Aim of the task:
Return all lines where the word "name" can be found.

[Stored data]
◆ ◆ ◆

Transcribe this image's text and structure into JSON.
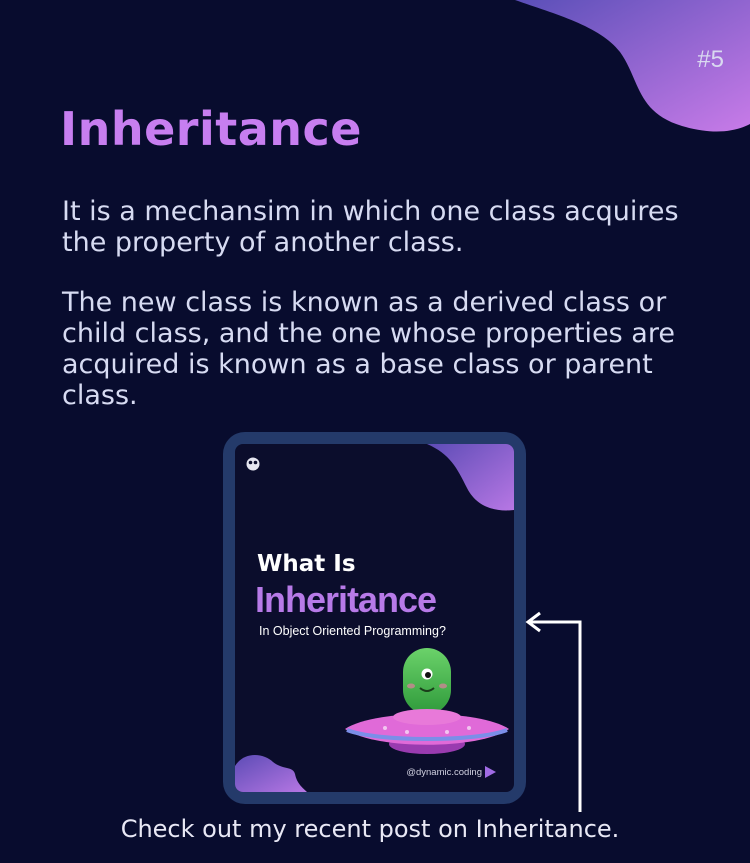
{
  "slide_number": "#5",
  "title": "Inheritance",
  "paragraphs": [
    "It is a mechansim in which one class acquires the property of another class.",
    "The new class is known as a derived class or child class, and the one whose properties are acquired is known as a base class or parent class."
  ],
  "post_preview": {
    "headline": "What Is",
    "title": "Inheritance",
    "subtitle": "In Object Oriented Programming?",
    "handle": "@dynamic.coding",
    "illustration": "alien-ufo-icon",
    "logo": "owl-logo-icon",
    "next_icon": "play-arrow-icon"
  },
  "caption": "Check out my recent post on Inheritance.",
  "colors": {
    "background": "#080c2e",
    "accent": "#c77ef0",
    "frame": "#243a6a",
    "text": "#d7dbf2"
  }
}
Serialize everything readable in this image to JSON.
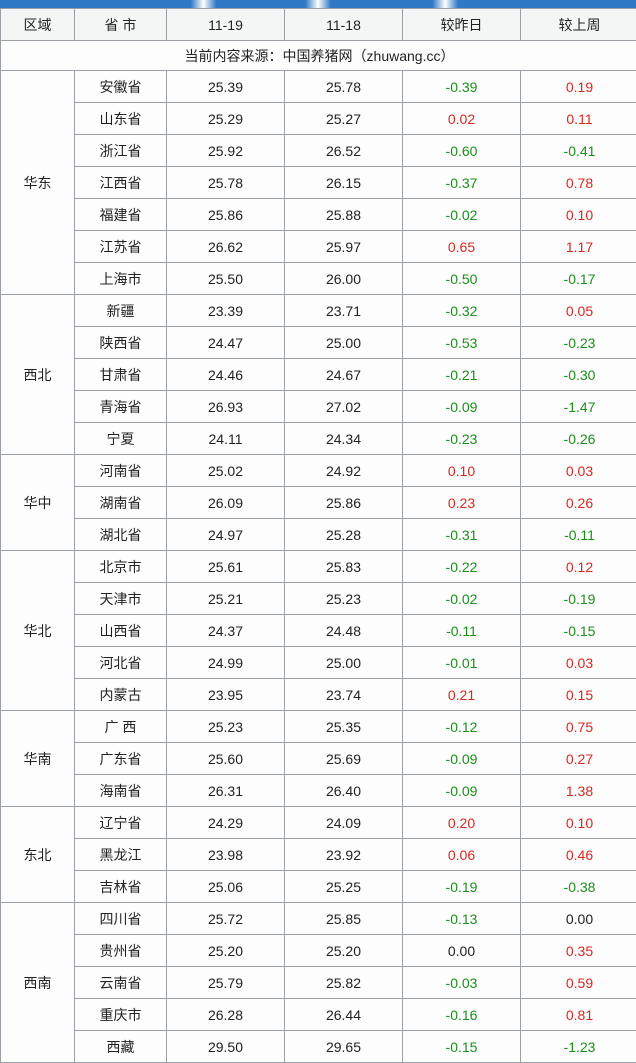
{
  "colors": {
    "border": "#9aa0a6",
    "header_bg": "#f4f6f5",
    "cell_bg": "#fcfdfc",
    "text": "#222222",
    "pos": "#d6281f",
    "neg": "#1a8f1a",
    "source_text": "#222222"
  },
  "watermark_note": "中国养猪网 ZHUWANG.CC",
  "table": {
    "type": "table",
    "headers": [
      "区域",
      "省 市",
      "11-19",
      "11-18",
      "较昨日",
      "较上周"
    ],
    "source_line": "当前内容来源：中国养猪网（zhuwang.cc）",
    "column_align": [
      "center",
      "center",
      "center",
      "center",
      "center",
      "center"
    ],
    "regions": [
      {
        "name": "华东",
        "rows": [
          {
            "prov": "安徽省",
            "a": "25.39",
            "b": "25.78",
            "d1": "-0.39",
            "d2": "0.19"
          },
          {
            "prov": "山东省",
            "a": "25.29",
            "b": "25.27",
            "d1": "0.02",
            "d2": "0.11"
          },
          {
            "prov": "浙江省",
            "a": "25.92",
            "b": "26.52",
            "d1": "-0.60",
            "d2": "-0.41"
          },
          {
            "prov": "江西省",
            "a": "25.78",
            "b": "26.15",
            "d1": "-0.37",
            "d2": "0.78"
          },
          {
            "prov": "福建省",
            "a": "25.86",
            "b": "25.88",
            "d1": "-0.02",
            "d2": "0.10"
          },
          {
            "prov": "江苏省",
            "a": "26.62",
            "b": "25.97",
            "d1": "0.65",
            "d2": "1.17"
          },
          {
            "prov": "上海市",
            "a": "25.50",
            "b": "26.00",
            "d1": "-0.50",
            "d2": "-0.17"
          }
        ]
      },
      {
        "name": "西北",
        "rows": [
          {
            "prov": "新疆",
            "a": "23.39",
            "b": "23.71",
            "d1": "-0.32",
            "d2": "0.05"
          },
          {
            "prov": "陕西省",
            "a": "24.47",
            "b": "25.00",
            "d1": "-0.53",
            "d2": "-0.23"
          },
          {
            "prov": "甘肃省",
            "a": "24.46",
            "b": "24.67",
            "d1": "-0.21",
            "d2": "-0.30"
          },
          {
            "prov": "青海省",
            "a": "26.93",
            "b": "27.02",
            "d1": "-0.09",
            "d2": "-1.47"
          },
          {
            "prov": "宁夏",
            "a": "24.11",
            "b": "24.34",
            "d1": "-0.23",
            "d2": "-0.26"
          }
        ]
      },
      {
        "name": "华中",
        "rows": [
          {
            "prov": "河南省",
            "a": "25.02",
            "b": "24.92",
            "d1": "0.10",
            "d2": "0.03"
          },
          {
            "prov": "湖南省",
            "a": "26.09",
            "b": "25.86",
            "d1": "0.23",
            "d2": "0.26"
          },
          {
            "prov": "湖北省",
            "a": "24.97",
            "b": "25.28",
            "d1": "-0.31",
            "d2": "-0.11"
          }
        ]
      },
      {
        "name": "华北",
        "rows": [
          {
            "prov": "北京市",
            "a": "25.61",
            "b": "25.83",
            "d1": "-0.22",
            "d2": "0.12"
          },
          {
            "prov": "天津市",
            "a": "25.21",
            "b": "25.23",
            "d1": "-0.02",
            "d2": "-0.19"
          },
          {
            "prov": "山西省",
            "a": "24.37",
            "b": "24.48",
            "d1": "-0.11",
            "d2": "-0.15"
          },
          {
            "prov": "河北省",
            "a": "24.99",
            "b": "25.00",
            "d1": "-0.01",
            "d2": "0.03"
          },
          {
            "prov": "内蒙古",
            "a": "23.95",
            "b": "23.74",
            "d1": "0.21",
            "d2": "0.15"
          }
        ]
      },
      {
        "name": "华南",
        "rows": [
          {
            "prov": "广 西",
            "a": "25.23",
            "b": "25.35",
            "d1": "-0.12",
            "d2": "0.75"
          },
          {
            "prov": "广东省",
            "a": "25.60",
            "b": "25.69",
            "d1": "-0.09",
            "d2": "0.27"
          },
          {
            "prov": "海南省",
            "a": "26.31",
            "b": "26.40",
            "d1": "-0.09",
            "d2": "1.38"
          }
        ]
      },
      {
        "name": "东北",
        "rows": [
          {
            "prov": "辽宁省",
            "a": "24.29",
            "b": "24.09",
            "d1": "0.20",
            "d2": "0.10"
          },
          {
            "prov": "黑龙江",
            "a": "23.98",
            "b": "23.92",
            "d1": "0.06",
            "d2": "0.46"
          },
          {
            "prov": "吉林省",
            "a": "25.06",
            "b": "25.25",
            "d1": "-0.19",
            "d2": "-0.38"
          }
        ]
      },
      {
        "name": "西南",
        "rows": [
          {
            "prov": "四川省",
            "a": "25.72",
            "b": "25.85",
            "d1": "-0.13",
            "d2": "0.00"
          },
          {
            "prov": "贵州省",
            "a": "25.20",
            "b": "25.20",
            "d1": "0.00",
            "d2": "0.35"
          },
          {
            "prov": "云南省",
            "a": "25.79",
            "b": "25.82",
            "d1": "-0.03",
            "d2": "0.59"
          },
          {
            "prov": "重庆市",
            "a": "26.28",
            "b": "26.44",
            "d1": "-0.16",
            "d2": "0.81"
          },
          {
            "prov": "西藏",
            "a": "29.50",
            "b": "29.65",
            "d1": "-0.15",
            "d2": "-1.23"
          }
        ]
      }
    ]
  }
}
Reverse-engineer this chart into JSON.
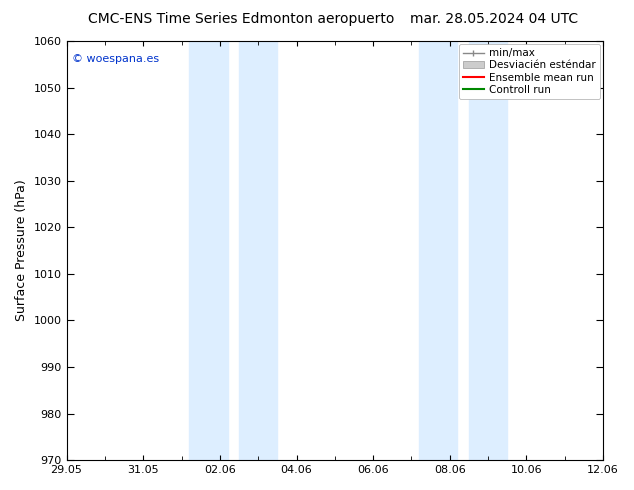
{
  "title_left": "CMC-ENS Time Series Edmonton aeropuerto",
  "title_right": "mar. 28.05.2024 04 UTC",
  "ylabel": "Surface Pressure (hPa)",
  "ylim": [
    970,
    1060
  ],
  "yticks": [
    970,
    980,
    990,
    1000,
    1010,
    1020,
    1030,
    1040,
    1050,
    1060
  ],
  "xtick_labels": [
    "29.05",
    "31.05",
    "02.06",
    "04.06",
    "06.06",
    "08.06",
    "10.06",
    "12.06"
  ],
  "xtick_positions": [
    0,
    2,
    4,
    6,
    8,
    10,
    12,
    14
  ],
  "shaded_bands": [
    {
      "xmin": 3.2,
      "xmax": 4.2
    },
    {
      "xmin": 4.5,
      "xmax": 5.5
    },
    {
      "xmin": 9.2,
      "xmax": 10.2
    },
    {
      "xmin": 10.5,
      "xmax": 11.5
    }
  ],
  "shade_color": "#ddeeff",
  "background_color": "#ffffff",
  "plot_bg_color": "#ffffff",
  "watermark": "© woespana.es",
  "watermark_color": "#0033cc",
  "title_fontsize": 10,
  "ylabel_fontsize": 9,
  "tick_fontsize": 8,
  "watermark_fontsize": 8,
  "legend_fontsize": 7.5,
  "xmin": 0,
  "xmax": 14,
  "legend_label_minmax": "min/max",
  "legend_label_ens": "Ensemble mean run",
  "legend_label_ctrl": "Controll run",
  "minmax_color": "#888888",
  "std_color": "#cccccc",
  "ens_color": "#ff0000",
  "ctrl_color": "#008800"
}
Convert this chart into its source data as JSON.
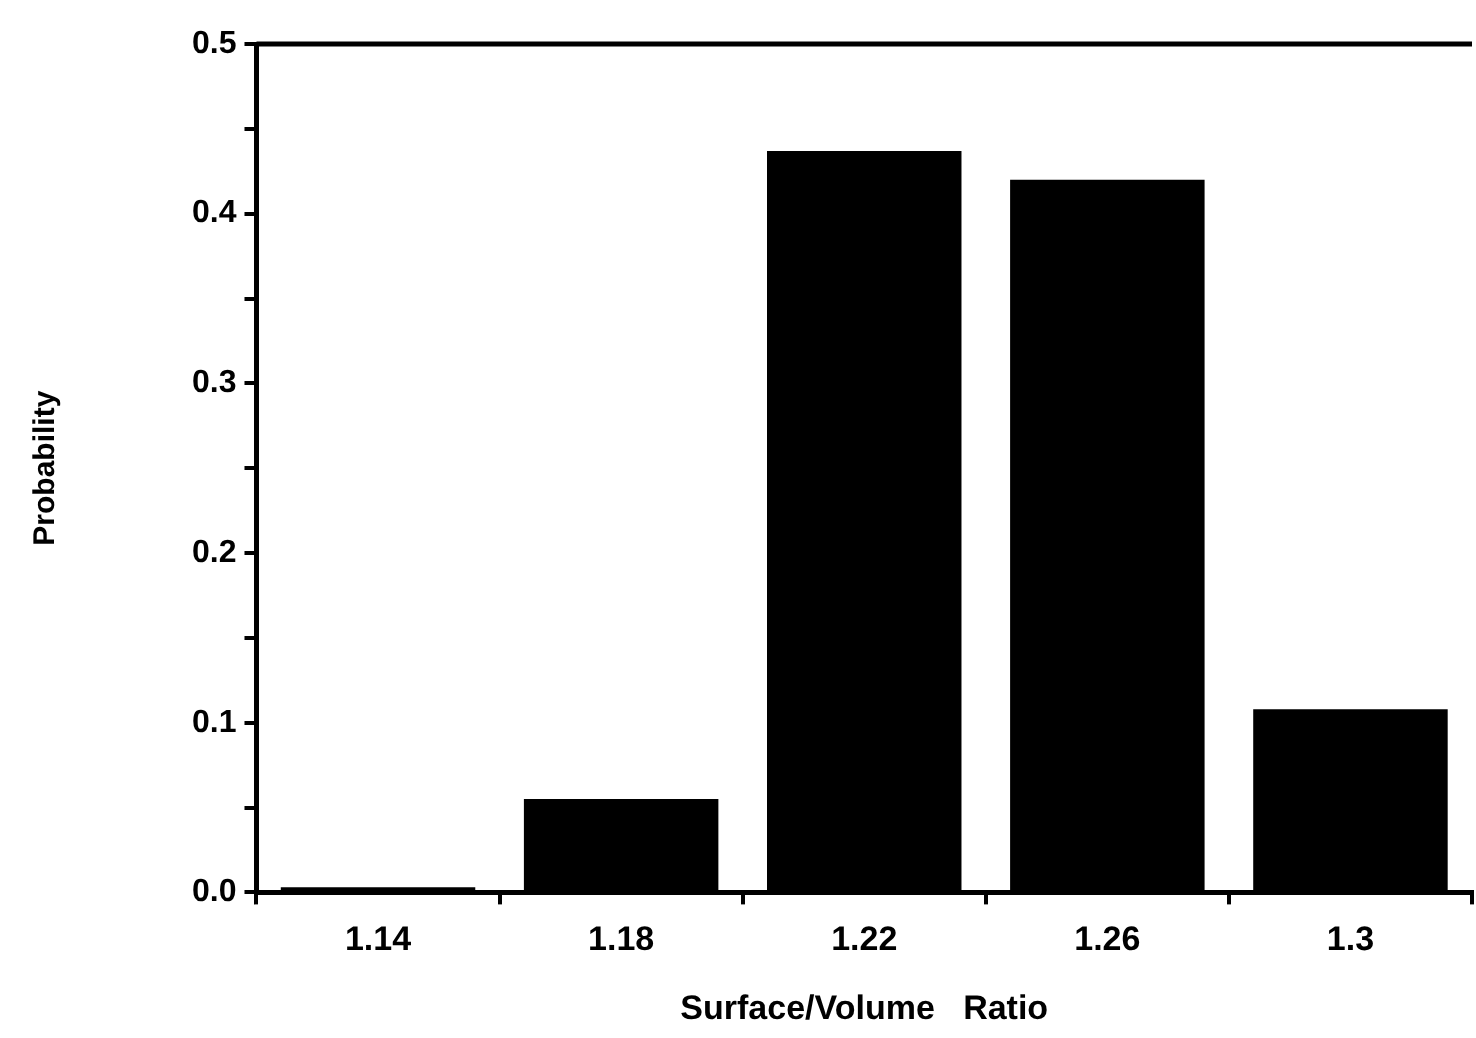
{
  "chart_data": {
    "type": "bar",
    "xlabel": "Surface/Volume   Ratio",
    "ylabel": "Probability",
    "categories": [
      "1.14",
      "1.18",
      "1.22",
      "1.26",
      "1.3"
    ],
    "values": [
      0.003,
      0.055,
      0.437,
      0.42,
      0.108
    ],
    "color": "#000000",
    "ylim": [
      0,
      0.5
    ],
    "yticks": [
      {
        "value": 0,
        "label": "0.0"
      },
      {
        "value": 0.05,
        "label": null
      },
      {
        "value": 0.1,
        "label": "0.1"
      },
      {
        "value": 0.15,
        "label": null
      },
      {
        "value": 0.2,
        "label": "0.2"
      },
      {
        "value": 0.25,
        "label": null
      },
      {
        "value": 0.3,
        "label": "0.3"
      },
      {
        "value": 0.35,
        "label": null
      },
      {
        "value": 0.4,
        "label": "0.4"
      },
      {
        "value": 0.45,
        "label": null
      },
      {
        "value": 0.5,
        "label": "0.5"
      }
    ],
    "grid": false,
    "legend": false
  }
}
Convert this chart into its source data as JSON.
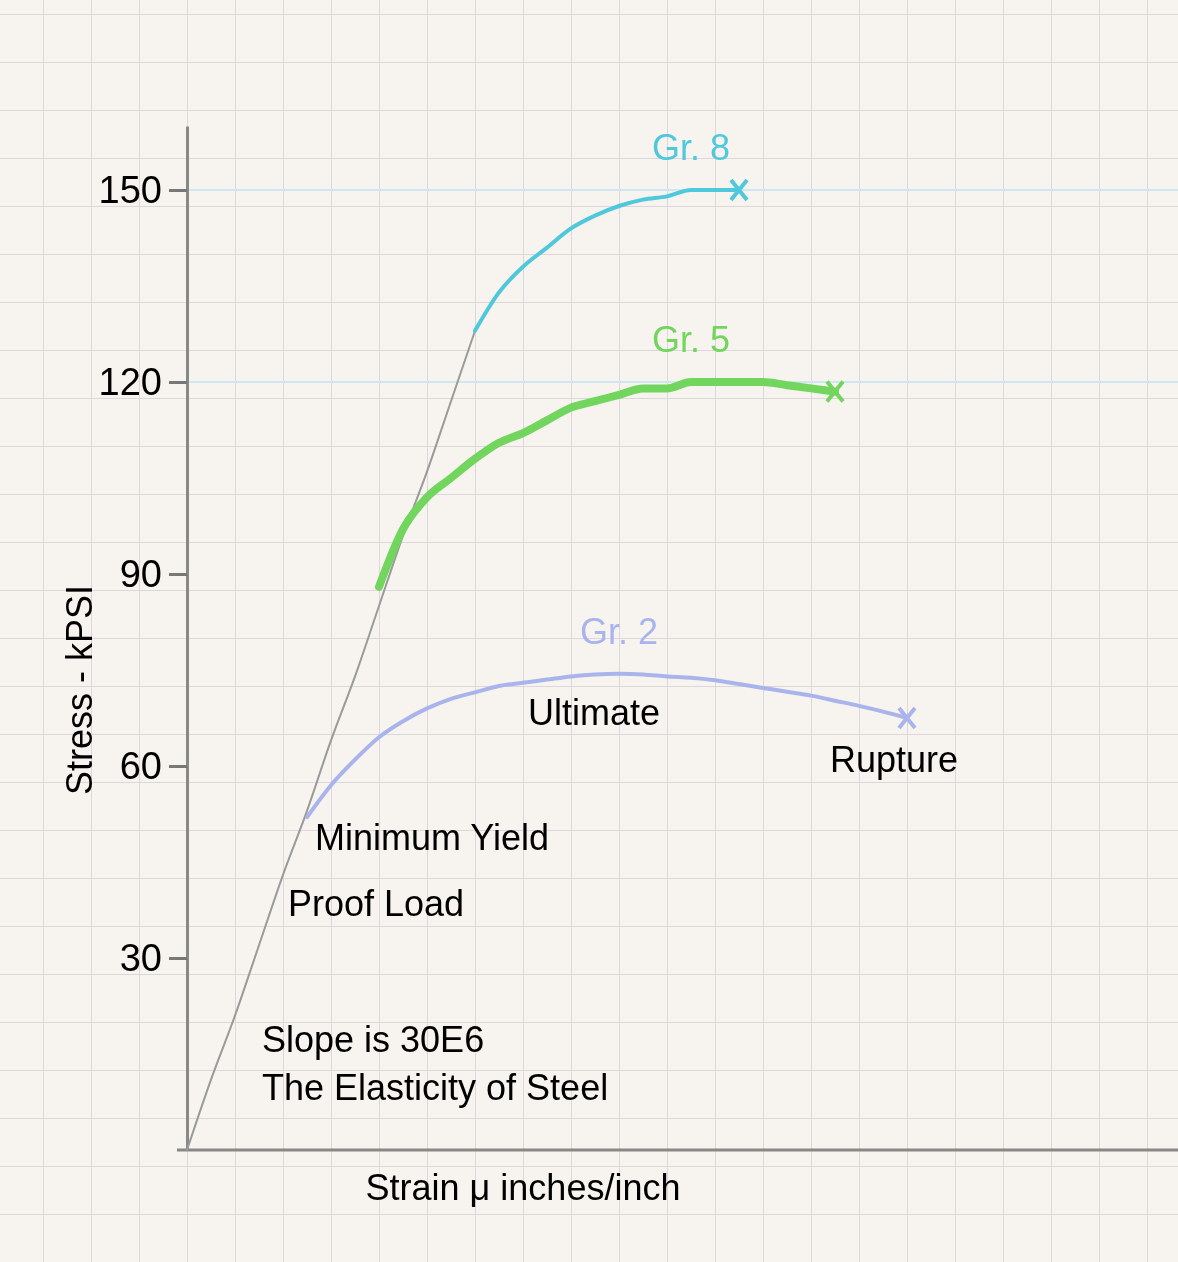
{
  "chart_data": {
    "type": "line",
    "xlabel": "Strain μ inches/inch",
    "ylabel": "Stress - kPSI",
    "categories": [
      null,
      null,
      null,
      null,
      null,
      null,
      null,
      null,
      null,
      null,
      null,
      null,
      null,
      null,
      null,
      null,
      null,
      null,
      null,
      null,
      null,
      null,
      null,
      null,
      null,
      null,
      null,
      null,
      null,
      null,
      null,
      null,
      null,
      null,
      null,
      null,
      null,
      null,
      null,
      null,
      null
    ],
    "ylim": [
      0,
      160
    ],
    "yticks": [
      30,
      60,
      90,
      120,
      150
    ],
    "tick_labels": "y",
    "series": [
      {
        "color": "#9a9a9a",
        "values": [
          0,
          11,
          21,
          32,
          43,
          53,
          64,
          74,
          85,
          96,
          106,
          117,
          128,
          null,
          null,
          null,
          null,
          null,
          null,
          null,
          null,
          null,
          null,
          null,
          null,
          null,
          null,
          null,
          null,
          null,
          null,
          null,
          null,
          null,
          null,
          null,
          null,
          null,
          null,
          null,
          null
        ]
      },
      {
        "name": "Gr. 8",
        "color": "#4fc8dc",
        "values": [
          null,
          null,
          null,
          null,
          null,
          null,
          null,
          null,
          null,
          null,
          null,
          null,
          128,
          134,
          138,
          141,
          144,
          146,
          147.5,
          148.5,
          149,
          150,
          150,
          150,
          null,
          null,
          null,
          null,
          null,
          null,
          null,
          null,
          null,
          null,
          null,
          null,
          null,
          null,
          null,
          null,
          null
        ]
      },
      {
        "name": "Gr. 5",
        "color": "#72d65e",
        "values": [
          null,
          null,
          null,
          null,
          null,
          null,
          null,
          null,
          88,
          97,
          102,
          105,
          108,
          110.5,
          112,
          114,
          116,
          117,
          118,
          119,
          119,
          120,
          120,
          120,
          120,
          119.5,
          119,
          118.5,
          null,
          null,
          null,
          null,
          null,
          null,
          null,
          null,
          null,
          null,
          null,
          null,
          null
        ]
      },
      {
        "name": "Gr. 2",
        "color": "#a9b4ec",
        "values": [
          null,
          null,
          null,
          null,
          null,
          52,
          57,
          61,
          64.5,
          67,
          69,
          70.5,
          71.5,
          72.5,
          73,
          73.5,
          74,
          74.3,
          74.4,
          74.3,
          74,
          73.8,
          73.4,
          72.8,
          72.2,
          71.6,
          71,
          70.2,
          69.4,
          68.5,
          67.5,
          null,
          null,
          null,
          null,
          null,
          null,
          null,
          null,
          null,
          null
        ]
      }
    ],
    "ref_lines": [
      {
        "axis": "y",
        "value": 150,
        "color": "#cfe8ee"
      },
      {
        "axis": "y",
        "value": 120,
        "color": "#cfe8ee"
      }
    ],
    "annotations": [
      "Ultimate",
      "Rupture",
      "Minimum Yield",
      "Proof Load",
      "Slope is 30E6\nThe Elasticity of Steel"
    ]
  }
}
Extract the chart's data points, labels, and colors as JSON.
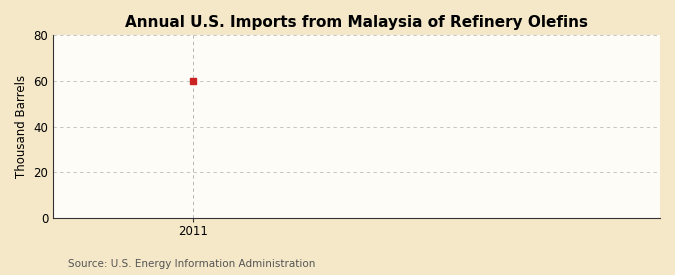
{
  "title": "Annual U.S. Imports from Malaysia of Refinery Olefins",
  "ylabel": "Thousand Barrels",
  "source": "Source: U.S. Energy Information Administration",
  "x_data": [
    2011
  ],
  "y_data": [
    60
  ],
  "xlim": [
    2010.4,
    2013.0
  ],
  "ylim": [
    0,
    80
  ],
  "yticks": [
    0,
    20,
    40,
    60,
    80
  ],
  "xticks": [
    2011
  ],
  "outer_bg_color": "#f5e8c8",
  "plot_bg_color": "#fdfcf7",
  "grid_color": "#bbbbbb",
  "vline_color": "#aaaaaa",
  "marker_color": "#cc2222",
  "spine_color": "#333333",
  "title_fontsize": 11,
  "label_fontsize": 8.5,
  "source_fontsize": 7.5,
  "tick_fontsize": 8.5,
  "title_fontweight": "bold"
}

◆ ◆ ◆

Task response:
        "name": "华东",
        "name": "西北",
        "name": "华中",
        "name": "华北",
        "name": "华南",
        "name": "东北",
        "name": "西南",
        "name": "Gr. 8",
        "name": "Gr. 5",
        "name": "Gr. 2",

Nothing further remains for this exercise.